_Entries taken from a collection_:
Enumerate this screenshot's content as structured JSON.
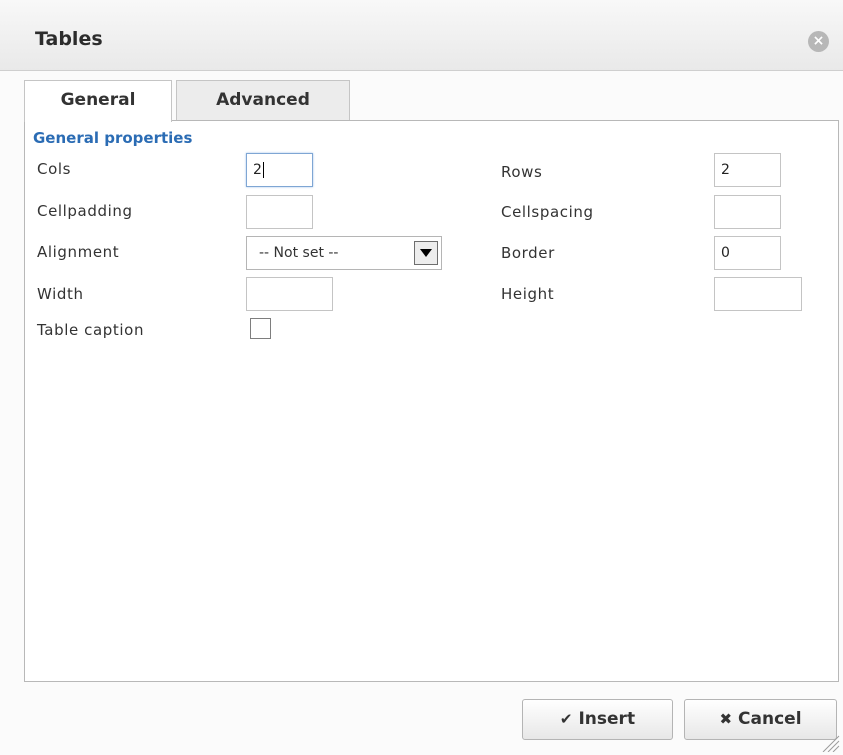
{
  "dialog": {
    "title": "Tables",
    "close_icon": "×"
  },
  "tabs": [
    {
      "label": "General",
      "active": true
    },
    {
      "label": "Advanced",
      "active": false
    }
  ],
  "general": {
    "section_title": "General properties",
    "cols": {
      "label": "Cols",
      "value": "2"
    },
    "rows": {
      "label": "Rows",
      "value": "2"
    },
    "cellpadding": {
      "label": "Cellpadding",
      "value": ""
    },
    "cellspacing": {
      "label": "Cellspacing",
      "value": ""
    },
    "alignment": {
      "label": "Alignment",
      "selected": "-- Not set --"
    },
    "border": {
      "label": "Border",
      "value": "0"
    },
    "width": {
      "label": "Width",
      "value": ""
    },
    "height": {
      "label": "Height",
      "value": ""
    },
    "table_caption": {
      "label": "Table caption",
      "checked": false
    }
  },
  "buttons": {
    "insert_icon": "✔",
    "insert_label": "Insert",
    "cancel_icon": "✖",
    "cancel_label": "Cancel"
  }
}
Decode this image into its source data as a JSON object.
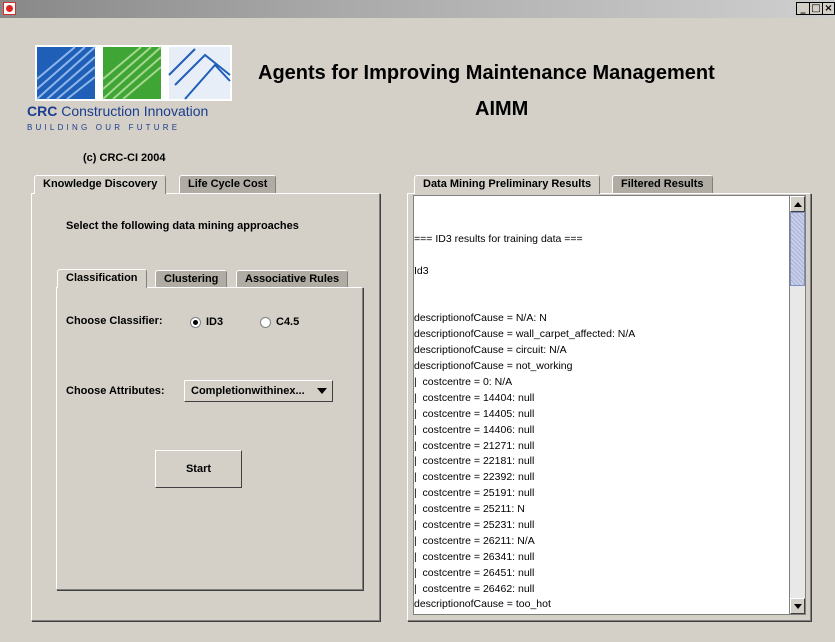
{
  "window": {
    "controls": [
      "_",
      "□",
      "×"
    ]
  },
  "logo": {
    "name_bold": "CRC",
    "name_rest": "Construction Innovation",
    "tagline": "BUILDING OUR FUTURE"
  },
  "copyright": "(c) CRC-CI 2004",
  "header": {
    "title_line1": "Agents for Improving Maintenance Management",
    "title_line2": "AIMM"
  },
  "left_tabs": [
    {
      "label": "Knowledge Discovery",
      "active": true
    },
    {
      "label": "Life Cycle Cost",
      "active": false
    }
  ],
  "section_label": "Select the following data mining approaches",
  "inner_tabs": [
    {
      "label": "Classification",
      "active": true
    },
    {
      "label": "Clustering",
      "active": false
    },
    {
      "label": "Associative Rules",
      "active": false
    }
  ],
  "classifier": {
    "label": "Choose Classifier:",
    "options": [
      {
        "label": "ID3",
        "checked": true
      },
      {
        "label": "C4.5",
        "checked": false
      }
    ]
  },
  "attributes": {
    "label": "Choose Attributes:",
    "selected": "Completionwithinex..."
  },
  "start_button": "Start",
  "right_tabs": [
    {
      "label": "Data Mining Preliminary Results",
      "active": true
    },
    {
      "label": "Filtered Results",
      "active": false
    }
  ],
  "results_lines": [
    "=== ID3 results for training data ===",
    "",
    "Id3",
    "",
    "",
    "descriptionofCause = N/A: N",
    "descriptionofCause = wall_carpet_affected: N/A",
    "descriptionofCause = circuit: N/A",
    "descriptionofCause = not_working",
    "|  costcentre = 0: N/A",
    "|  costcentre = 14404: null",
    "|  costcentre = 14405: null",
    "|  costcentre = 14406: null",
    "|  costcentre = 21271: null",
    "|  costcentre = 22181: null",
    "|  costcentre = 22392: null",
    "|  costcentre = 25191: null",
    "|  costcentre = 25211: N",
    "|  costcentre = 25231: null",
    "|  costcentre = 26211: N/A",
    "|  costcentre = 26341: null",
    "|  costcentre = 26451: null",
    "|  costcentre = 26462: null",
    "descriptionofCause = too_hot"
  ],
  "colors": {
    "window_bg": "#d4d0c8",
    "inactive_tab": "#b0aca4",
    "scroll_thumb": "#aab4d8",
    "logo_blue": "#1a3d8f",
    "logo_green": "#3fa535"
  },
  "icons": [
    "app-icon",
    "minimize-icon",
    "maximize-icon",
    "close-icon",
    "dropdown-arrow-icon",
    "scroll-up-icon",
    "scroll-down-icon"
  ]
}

_TASK PROMPT_: Please write out all the data again word for word, but not the pictures.

_RESPONSE_:
Enumerate this screenshot's content as structured JSON.
{
  "dialog": {
    "title": "Tables",
    "close_icon": "×"
  },
  "tabs": [
    {
      "label": "General",
      "active": true
    },
    {
      "label": "Advanced",
      "active": false
    }
  ],
  "general": {
    "section_title": "General properties",
    "cols": {
      "label": "Cols",
      "value": "2"
    },
    "rows": {
      "label": "Rows",
      "value": "2"
    },
    "cellpadding": {
      "label": "Cellpadding",
      "value": ""
    },
    "cellspacing": {
      "label": "Cellspacing",
      "value": ""
    },
    "alignment": {
      "label": "Alignment",
      "selected": "-- Not set --"
    },
    "border": {
      "label": "Border",
      "value": "0"
    },
    "width": {
      "label": "Width",
      "value": ""
    },
    "height": {
      "label": "Height",
      "value": ""
    },
    "table_caption": {
      "label": "Table caption",
      "checked": false
    }
  },
  "buttons": {
    "insert_icon": "✔",
    "insert_label": "Insert",
    "cancel_icon": "✖",
    "cancel_label": "Cancel"
  }
}
Decode this image into its source data as a JSON object.
{
  "window": {
    "controls": [
      "_",
      "□",
      "×"
    ]
  },
  "logo": {
    "name_bold": "CRC",
    "name_rest": "Construction Innovation",
    "tagline": "BUILDING OUR FUTURE"
  },
  "copyright": "(c) CRC-CI 2004",
  "header": {
    "title_line1": "Agents for Improving Maintenance Management",
    "title_line2": "AIMM"
  },
  "left_tabs": [
    {
      "label": "Knowledge Discovery",
      "active": true
    },
    {
      "label": "Life Cycle Cost",
      "active": false
    }
  ],
  "section_label": "Select the following data mining approaches",
  "inner_tabs": [
    {
      "label": "Classification",
      "active": true
    },
    {
      "label": "Clustering",
      "active": false
    },
    {
      "label": "Associative Rules",
      "active": false
    }
  ],
  "classifier": {
    "label": "Choose Classifier:",
    "options": [
      {
        "label": "ID3",
        "checked": true
      },
      {
        "label": "C4.5",
        "checked": false
      }
    ]
  },
  "attributes": {
    "label": "Choose Attributes:",
    "selected": "Completionwithinex..."
  },
  "start_button": "Start",
  "right_tabs": [
    {
      "label": "Data Mining Preliminary Results",
      "active": true
    },
    {
      "label": "Filtered Results",
      "active": false
    }
  ],
  "results_lines": [
    "=== ID3 results for training data ===",
    "",
    "Id3",
    "",
    "",
    "descriptionofCause = N/A: N",
    "descriptionofCause = wall_carpet_affected: N/A",
    "descriptionofCause = circuit: N/A",
    "descriptionofCause = not_working",
    "|  costcentre = 0: N/A",
    "|  costcentre = 14404: null",
    "|  costcentre = 14405: null",
    "|  costcentre = 14406: null",
    "|  costcentre = 21271: null",
    "|  costcentre = 22181: null",
    "|  costcentre = 22392: null",
    "|  costcentre = 25191: null",
    "|  costcentre = 25211: N",
    "|  costcentre = 25231: null",
    "|  costcentre = 26211: N/A",
    "|  costcentre = 26341: null",
    "|  costcentre = 26451: null",
    "|  costcentre = 26462: null",
    "descriptionofCause = too_hot"
  ],
  "colors": {
    "window_bg": "#d4d0c8",
    "inactive_tab": "#b0aca4",
    "scroll_thumb": "#aab4d8",
    "logo_blue": "#1a3d8f",
    "logo_green": "#3fa535"
  },
  "icons": [
    "app-icon",
    "minimize-icon",
    "maximize-icon",
    "close-icon",
    "dropdown-arrow-icon",
    "scroll-up-icon",
    "scroll-down-icon"
  ]
}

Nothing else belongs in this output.